▶ **Job**
In the entries below, count every line containing "Ascendente". Return the number and nothing else.

>> Begin

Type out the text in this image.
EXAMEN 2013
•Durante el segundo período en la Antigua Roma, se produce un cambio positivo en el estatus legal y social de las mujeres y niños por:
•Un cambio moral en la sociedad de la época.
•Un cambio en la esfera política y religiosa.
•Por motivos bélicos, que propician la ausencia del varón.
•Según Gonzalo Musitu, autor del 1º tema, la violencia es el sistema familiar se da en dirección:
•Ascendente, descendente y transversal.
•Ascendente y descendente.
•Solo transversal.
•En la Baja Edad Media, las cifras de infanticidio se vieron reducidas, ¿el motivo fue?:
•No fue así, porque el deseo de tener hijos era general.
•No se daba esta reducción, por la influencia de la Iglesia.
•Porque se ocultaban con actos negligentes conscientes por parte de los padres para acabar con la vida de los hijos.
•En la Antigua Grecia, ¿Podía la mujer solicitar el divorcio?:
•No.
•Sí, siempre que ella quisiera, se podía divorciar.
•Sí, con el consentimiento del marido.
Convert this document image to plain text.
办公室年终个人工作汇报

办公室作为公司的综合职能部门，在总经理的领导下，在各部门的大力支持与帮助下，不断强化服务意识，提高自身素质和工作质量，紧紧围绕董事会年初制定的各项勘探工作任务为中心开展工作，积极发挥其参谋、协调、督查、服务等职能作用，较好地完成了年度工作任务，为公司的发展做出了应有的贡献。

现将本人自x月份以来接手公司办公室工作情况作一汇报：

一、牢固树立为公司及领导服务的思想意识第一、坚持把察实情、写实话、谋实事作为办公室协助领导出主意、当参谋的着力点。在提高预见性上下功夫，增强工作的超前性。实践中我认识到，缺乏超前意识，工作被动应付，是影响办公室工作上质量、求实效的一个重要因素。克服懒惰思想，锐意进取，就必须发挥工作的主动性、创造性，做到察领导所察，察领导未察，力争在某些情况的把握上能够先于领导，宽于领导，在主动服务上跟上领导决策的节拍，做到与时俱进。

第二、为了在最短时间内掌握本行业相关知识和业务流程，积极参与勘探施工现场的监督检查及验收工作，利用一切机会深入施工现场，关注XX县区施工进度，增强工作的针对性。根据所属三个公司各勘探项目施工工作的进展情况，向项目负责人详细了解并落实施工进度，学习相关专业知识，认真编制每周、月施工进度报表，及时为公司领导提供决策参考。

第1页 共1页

>> End

▶ **Full response**
2